Start of RECORD SET

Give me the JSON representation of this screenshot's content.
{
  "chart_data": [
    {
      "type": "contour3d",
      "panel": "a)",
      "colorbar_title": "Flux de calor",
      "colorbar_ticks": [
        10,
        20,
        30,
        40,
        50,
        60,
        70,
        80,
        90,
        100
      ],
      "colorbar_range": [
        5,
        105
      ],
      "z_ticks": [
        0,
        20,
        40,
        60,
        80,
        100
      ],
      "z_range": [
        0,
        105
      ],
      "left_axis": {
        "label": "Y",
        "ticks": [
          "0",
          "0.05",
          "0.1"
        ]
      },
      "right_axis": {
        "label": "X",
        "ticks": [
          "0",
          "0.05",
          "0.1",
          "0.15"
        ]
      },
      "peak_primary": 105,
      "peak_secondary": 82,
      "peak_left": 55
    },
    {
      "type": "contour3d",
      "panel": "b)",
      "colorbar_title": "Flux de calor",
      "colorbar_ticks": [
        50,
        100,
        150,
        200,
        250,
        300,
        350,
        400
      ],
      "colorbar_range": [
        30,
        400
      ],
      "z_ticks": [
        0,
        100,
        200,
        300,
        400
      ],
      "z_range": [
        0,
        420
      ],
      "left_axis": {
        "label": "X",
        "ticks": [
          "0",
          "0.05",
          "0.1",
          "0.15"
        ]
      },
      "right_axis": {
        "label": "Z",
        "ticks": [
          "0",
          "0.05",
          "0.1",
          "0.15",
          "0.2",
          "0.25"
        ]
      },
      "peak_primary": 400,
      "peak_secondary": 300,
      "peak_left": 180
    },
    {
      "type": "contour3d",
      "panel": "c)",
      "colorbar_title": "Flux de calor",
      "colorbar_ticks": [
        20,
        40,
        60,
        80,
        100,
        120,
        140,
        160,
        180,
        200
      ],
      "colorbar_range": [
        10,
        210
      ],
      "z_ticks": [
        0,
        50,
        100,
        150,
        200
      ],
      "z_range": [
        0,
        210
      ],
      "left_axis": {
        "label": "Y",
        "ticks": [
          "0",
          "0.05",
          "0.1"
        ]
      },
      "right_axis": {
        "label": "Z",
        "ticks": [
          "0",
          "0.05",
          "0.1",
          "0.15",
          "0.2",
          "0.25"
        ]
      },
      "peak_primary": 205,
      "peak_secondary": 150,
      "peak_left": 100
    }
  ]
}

End of RECORD SET

DESCRIPTION OF THE TASK: Output the full listing exactly as it stands.

SOLUTION FOR THIS TASK:
Give me the JSON representation of this screenshot's content.
{
  "chart_data": [
    {
      "type": "contour3d",
      "panel": "a)",
      "colorbar_title": "Flux de calor",
      "colorbar_ticks": [
        10,
        20,
        30,
        40,
        50,
        60,
        70,
        80,
        90,
        100
      ],
      "colorbar_range": [
        5,
        105
      ],
      "z_ticks": [
        0,
        20,
        40,
        60,
        80,
        100
      ],
      "z_range": [
        0,
        105
      ],
      "left_axis": {
        "label": "Y",
        "ticks": [
          "0",
          "0.05",
          "0.1"
        ]
      },
      "right_axis": {
        "label": "X",
        "ticks": [
          "0",
          "0.05",
          "0.1",
          "0.15"
        ]
      },
      "peak_primary": 105,
      "peak_secondary": 82,
      "peak_left": 55
    },
    {
      "type": "contour3d",
      "panel": "b)",
      "colorbar_title": "Flux de calor",
      "colorbar_ticks": [
        50,
        100,
        150,
        200,
        250,
        300,
        350,
        400
      ],
      "colorbar_range": [
        30,
        400
      ],
      "z_ticks": [
        0,
        100,
        200,
        300,
        400
      ],
      "z_range": [
        0,
        420
      ],
      "left_axis": {
        "label": "X",
        "ticks": [
          "0",
          "0.05",
          "0.1",
          "0.15"
        ]
      },
      "right_axis": {
        "label": "Z",
        "ticks": [
          "0",
          "0.05",
          "0.1",
          "0.15",
          "0.2",
          "0.25"
        ]
      },
      "peak_primary": 400,
      "peak_secondary": 300,
      "peak_left": 180
    },
    {
      "type": "contour3d",
      "panel": "c)",
      "colorbar_title": "Flux de calor",
      "colorbar_ticks": [
        20,
        40,
        60,
        80,
        100,
        120,
        140,
        160,
        180,
        200
      ],
      "colorbar_range": [
        10,
        210
      ],
      "z_ticks": [
        0,
        50,
        100,
        150,
        200
      ],
      "z_range": [
        0,
        210
      ],
      "left_axis": {
        "label": "Y",
        "ticks": [
          "0",
          "0.05",
          "0.1"
        ]
      },
      "right_axis": {
        "label": "Z",
        "ticks": [
          "0",
          "0.05",
          "0.1",
          "0.15",
          "0.2",
          "0.25"
        ]
      },
      "peak_primary": 205,
      "peak_secondary": 150,
      "peak_left": 100
    }
  ]
}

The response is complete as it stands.